Could you repeat every entry below word for word, leaving out the pictures?
[DATA EXTRACT — start]
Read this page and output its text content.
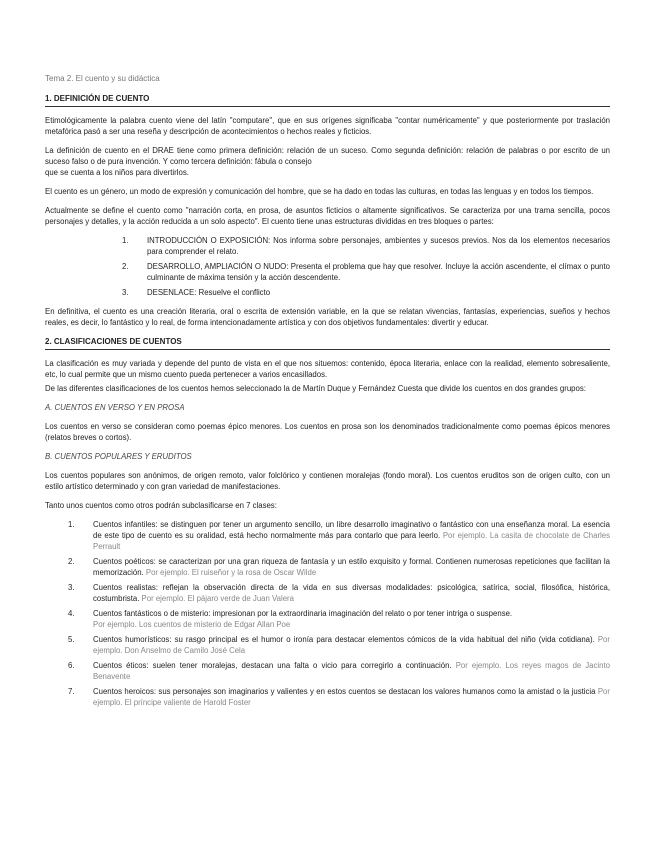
Tema 2. El cuento y su didáctica
1. DEFINICIÓN DE CUENTO

Etimológicamente la palabra cuento viene del latín "computare", que en sus orígenes significaba "contar numéricamente" y que posteriormente por traslación metafórica pasó a ser una reseña y descripción de acontecimientos o hechos reales y ficticios.

La definición de cuento en el DRAE tiene como primera definición: relación de un suceso. Como segunda definición: relación de palabras o por escrito de un suceso falso o de pura invención. Y como tercera definición: fábula o consejo
que se cuenta a los niños para divertirlos.

El cuento es un género, un modo de expresión y comunicación del hombre, que se ha dado en todas las culturas, en todas las lenguas y en todos los tiempos.

Actualmente se define el cuento como "narración corta, en prosa, de asuntos ficticios o altamente significativos. Se caracteriza por una trama sencilla, pocos personajes y detalles, y la acción reducida a un solo aspecto". El cuento tiene unas estructuras divididas en tres bloques o partes:

1.	INTRODUCCIÓN O EXPOSICIÓN: Nos informa sobre personajes, ambientes y sucesos previos. Nos da los elementos necesarios para comprender el relato.
2.	DESARROLLO, AMPLIACIÓN O NUDO: Presenta el problema que hay que resolver. Incluye la acción ascendente, el clímax o punto culminante de máxima tensión y la acción descendente.
3.	DESENLACE: Resuelve el conflicto

En definitiva, el cuento es una creación literaria, oral o escrita de extensión variable, en la que se relatan vivencias, fantasías, experiencias, sueños y hechos reales, es decir, lo fantástico y lo real, de forma intencionadamente artística y con dos objetivos fundamentales: divertir y educar.

2. CLASIFICACIONES DE CUENTOS

La clasificación es muy variada y depende del punto de vista en el que nos situemos: contenido, época literaria, enlace con la realidad, elemento sobresaliente, etc, lo cual permite que un mismo cuento pueda pertenecer a varios encasillados.

De las diferentes clasificaciones de los cuentos hemos seleccionado la de Martín Duque y Fernández Cuesta que divide los cuentos en dos grandes grupos:

A. CUENTOS EN VERSO Y EN PROSA

Los cuentos en verso se consideran como poemas épico menores. Los cuentos en prosa son los denominados tradicionalmente como poemas épicos menores (relatos breves o cortos).

B. CUENTOS POPULARES Y ERUDITOS

Los cuentos populares son anónimos, de origen remoto, valor folclórico y contienen moralejas (fondo moral). Los cuentos eruditos son de origen culto, con un estilo artístico determinado y con gran variedad de manifestaciones.

Tanto unos cuentos como otros podrán subclasificarse en 7 clases:

1.	Cuentos infantiles: se distinguen por tener un argumento sencillo, un libre desarrollo imaginativo o fantástico con una enseñanza moral. La esencia de este tipo de cuento es su oralidad, está hecho normalmente más para contarlo que para leerlo. Por ejemplo. La casita de chocolate de Charles Perrault
2.	Cuentos poéticos: se caracterizan por una gran riqueza de fantasía y un estilo exquisito y formal. Contienen numerosas repeticiones que facilitan la memorización. Por ejemplo. El ruiseñor y la rosa de Oscar Wilde
3.	Cuentos realistas: reflejan la observación directa de la vida en sus diversas modalidades: psicológica, satírica, social, filosófica, histórica, costumbrista. Por ejemplo. El pájaro verde de Juan Valera
4.	Cuentos fantásticos o de misterio: impresionan por la extraordinaria imaginación del relato o por tener intriga o suspense.
Por ejemplo. Los cuentos de misterio de Edgar Allan Poe
5.	Cuentos humorísticos: su rasgo principal es el humor o ironía para destacar elementos cómicos de la vida habitual del niño (vida cotidiana). Por ejemplo. Don Anselmo de Camilo José Cela
6.	Cuentos éticos: suelen tener moralejas, destacan una falta o vicio para corregirlo a continuación. Por ejemplo. Los reyes magos de Jacinto Benavente
7.	Cuentos heroicos: sus personajes son imaginarios y valientes y en estos cuentos se destacan los valores humanos como la amistad o la justicia Por ejemplo. El príncipe valiente de Harold Foster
[DATA EXTRACT — finish]
* [TASK SOLUTION]:
Read this page and output its text content.
Tema 2. El cuento y su didáctica
1. DEFINICIÓN DE CUENTO

Etimológicamente la palabra cuento viene del latín "computare", que en sus orígenes significaba "contar numéricamente" y que posteriormente por traslación metafórica pasó a ser una reseña y descripción de acontecimientos o hechos reales y ficticios.

La definición de cuento en el DRAE tiene como primera definición: relación de un suceso. Como segunda definición: relación de palabras o por escrito de un suceso falso o de pura invención. Y como tercera definición: fábula o consejo
que se cuenta a los niños para divertirlos.

El cuento es un género, un modo de expresión y comunicación del hombre, que se ha dado en todas las culturas, en todas las lenguas y en todos los tiempos.

Actualmente se define el cuento como "narración corta, en prosa, de asuntos ficticios o altamente significativos. Se caracteriza por una trama sencilla, pocos personajes y detalles, y la acción reducida a un solo aspecto". El cuento tiene unas estructuras divididas en tres bloques o partes:

1.	INTRODUCCIÓN O EXPOSICIÓN: Nos informa sobre personajes, ambientes y sucesos previos. Nos da los elementos necesarios para comprender el relato.
2.	DESARROLLO, AMPLIACIÓN O NUDO: Presenta el problema que hay que resolver. Incluye la acción ascendente, el clímax o punto culminante de máxima tensión y la acción descendente.
3.	DESENLACE: Resuelve el conflicto

En definitiva, el cuento es una creación literaria, oral o escrita de extensión variable, en la que se relatan vivencias, fantasías, experiencias, sueños y hechos reales, es decir, lo fantástico y lo real, de forma intencionadamente artística y con dos objetivos fundamentales: divertir y educar.

2. CLASIFICACIONES DE CUENTOS

La clasificación es muy variada y depende del punto de vista en el que nos situemos: contenido, época literaria, enlace con la realidad, elemento sobresaliente, etc, lo cual permite que un mismo cuento pueda pertenecer a varios encasillados.

De las diferentes clasificaciones de los cuentos hemos seleccionado la de Martín Duque y Fernández Cuesta que divide los cuentos en dos grandes grupos:

A. CUENTOS EN VERSO Y EN PROSA

Los cuentos en verso se consideran como poemas épico menores. Los cuentos en prosa son los denominados tradicionalmente como poemas épicos menores (relatos breves o cortos).

B. CUENTOS POPULARES Y ERUDITOS

Los cuentos populares son anónimos, de origen remoto, valor folclórico y contienen moralejas (fondo moral). Los cuentos eruditos son de origen culto, con un estilo artístico determinado y con gran variedad de manifestaciones.

Tanto unos cuentos como otros podrán subclasificarse en 7 clases:

1.	Cuentos infantiles: se distinguen por tener un argumento sencillo, un libre desarrollo imaginativo o fantástico con una enseñanza moral. La esencia de este tipo de cuento es su oralidad, está hecho normalmente más para contarlo que para leerlo. Por ejemplo. La casita de chocolate de Charles Perrault
2.	Cuentos poéticos: se caracterizan por una gran riqueza de fantasía y un estilo exquisito y formal. Contienen numerosas repeticiones que facilitan la memorización. Por ejemplo. El ruiseñor y la rosa de Oscar Wilde
3.	Cuentos realistas: reflejan la observación directa de la vida en sus diversas modalidades: psicológica, satírica, social, filosófica, histórica, costumbrista. Por ejemplo. El pájaro verde de Juan Valera
4.	Cuentos fantásticos o de misterio: impresionan por la extraordinaria imaginación del relato o por tener intriga o suspense.
Por ejemplo. Los cuentos de misterio de Edgar Allan Poe
5.	Cuentos humorísticos: su rasgo principal es el humor o ironía para destacar elementos cómicos de la vida habitual del niño (vida cotidiana). Por ejemplo. Don Anselmo de Camilo José Cela
6.	Cuentos éticos: suelen tener moralejas, destacan una falta o vicio para corregirlo a continuación. Por ejemplo. Los reyes magos de Jacinto Benavente
7.	Cuentos heroicos: sus personajes son imaginarios y valientes y en estos cuentos se destacan los valores humanos como la amistad o la justicia Por ejemplo. El príncipe valiente de Harold Foster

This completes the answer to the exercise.